# Requirement:
Below is a block of records; repeat all of them exactly.

Extracted data entries:
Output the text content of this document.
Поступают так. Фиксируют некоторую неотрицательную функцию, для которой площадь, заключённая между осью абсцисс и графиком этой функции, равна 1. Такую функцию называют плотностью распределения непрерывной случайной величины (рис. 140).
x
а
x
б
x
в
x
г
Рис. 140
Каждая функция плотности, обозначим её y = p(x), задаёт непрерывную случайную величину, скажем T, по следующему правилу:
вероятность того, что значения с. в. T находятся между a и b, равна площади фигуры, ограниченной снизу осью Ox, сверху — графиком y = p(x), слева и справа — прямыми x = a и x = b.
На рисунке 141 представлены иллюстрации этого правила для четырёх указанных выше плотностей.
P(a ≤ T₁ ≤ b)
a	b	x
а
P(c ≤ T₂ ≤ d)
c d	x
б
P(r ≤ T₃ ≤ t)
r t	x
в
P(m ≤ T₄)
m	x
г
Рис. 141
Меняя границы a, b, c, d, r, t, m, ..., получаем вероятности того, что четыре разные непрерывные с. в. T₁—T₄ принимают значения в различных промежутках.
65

# Problem solution:
Output the text content of this document.
Поступают так. Фиксируют некоторую неотрицательную функцию, для которой площадь, заключённая между осью абсцисс и графиком этой функции, равна 1. Такую функцию называют плотностью распределения непрерывной случайной величины (рис. 140).
x
а
x
б
x
в
x
г
Рис. 140
Каждая функция плотности, обозначим её y = p(x), задаёт непрерывную случайную величину, скажем T, по следующему правилу:
вероятность того, что значения с. в. T находятся между a и b, равна площади фигуры, ограниченной снизу осью Ox, сверху — графиком y = p(x), слева и справа — прямыми x = a и x = b.
На рисунке 141 представлены иллюстрации этого правила для четырёх указанных выше плотностей.
P(a ≤ T₁ ≤ b)
a	b	x
а
P(c ≤ T₂ ≤ d)
c d	x
б
P(r ≤ T₃ ≤ t)
r t	x
в
P(m ≤ T₄)
m	x
г
Рис. 141
Меняя границы a, b, c, d, r, t, m, ..., получаем вероятности того, что четыре разные непрерывные с. в. T₁—T₄ принимают значения в различных промежутках.
65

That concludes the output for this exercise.